▶ **Challenge**
Please output every line of the material as it stands, without the pictures.
========================================================================
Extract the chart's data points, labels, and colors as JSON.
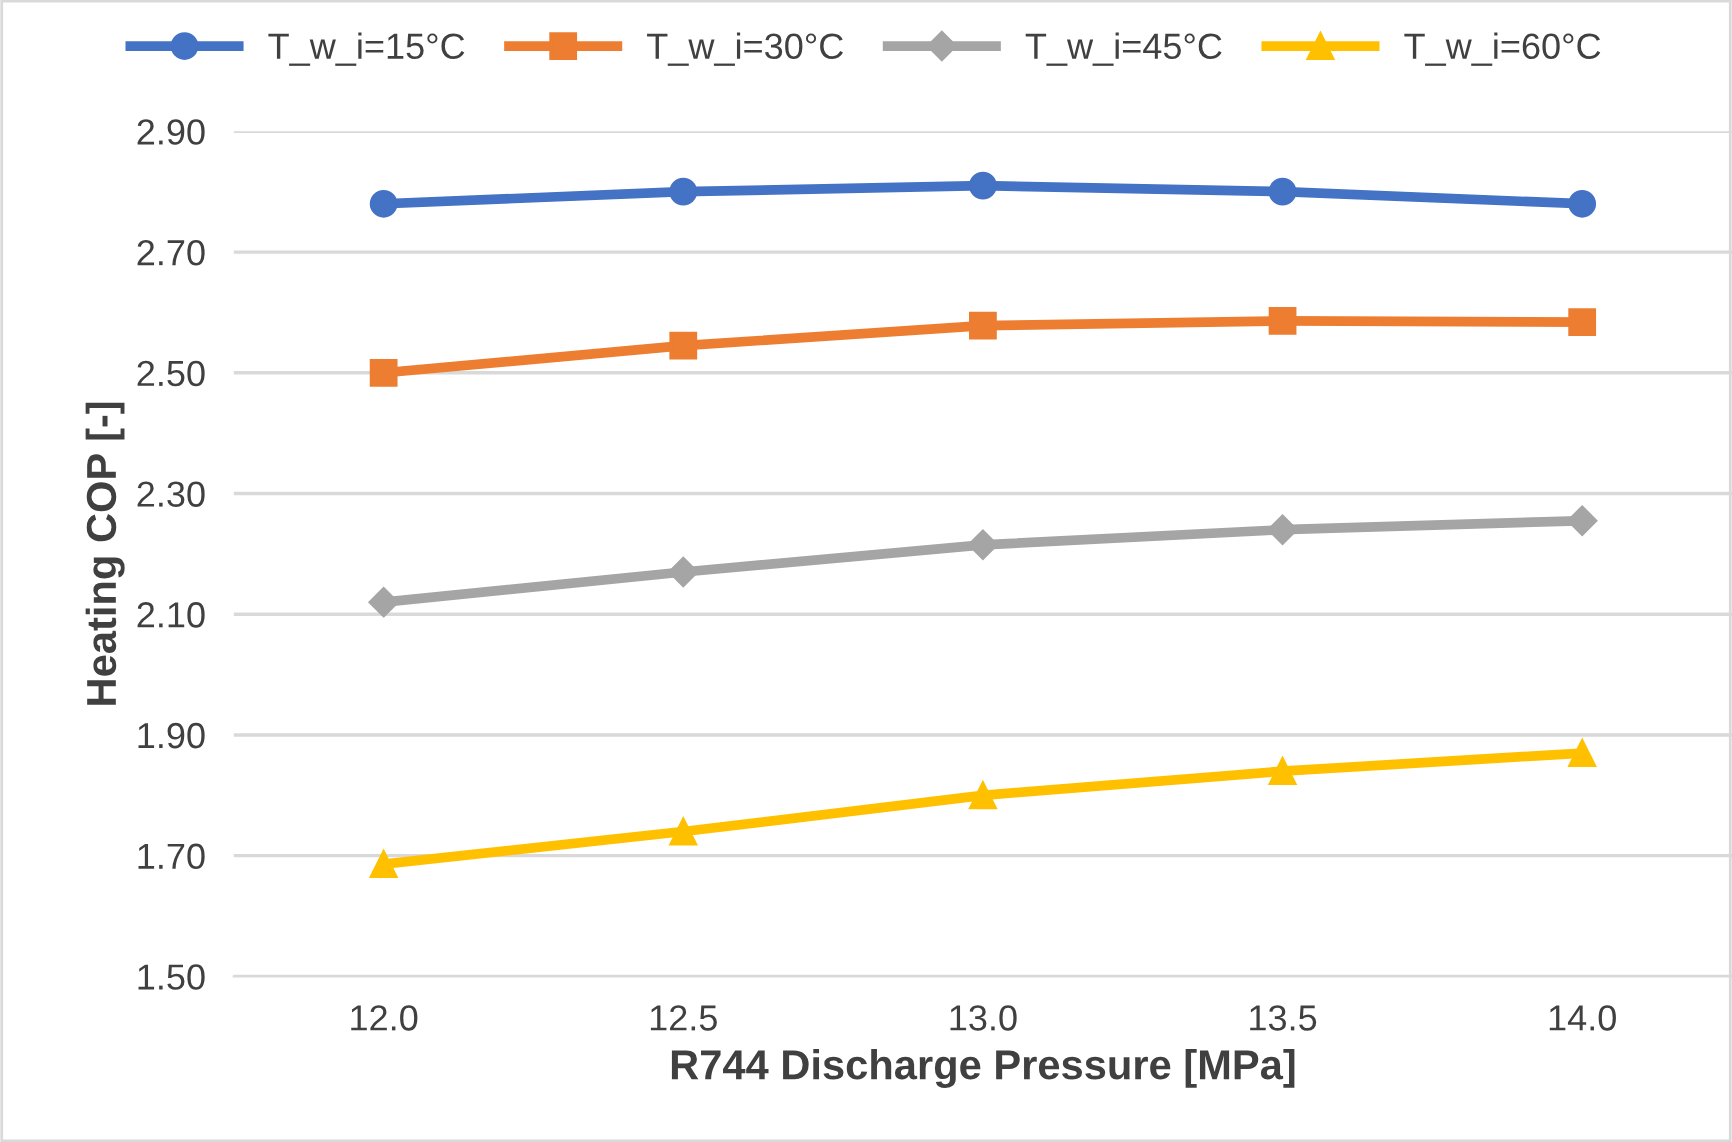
{
  "chart_data": {
    "type": "line",
    "xlabel": "R744 Discharge Pressure [MPa]",
    "ylabel": "Heating COP [-]",
    "categories": [
      "12.0",
      "12.5",
      "13.0",
      "13.5",
      "14.0"
    ],
    "series": [
      {
        "name": "T_w_i=15°C",
        "color": "#4472c4",
        "marker": "circle",
        "values": [
          2.78,
          2.8,
          2.81,
          2.8,
          2.78
        ]
      },
      {
        "name": "T_w_i=30°C",
        "color": "#ed7d31",
        "marker": "square",
        "values": [
          2.5,
          2.545,
          2.578,
          2.586,
          2.584
        ]
      },
      {
        "name": "T_w_i=45°C",
        "color": "#a5a5a5",
        "marker": "diamond",
        "values": [
          2.12,
          2.17,
          2.215,
          2.24,
          2.255
        ]
      },
      {
        "name": "T_w_i=60°C",
        "color": "#ffc000",
        "marker": "triangle",
        "values": [
          1.686,
          1.74,
          1.8,
          1.84,
          1.87
        ]
      }
    ],
    "ylim": [
      1.5,
      2.9
    ],
    "yticks": [
      {
        "value": 1.5,
        "label": "1.50"
      },
      {
        "value": 1.7,
        "label": "1.70"
      },
      {
        "value": 1.9,
        "label": "1.90"
      },
      {
        "value": 2.1,
        "label": "2.10"
      },
      {
        "value": 2.3,
        "label": "2.30"
      },
      {
        "value": 2.5,
        "label": "2.50"
      },
      {
        "value": 2.7,
        "label": "2.70"
      },
      {
        "value": 2.9,
        "label": "2.90"
      }
    ],
    "grid": "y",
    "legend": "top",
    "line_style": "solid"
  }
}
========================================================================
▶ **Solution to this task**
Extract the chart's data points, labels, and colors as JSON.
{
  "chart_data": {
    "type": "line",
    "xlabel": "R744 Discharge Pressure [MPa]",
    "ylabel": "Heating COP [-]",
    "categories": [
      "12.0",
      "12.5",
      "13.0",
      "13.5",
      "14.0"
    ],
    "series": [
      {
        "name": "T_w_i=15°C",
        "color": "#4472c4",
        "marker": "circle",
        "values": [
          2.78,
          2.8,
          2.81,
          2.8,
          2.78
        ]
      },
      {
        "name": "T_w_i=30°C",
        "color": "#ed7d31",
        "marker": "square",
        "values": [
          2.5,
          2.545,
          2.578,
          2.586,
          2.584
        ]
      },
      {
        "name": "T_w_i=45°C",
        "color": "#a5a5a5",
        "marker": "diamond",
        "values": [
          2.12,
          2.17,
          2.215,
          2.24,
          2.255
        ]
      },
      {
        "name": "T_w_i=60°C",
        "color": "#ffc000",
        "marker": "triangle",
        "values": [
          1.686,
          1.74,
          1.8,
          1.84,
          1.87
        ]
      }
    ],
    "ylim": [
      1.5,
      2.9
    ],
    "yticks": [
      {
        "value": 1.5,
        "label": "1.50"
      },
      {
        "value": 1.7,
        "label": "1.70"
      },
      {
        "value": 1.9,
        "label": "1.90"
      },
      {
        "value": 2.1,
        "label": "2.10"
      },
      {
        "value": 2.3,
        "label": "2.30"
      },
      {
        "value": 2.5,
        "label": "2.50"
      },
      {
        "value": 2.7,
        "label": "2.70"
      },
      {
        "value": 2.9,
        "label": "2.90"
      }
    ],
    "grid": "y",
    "legend": "top",
    "line_style": "solid"
  }
}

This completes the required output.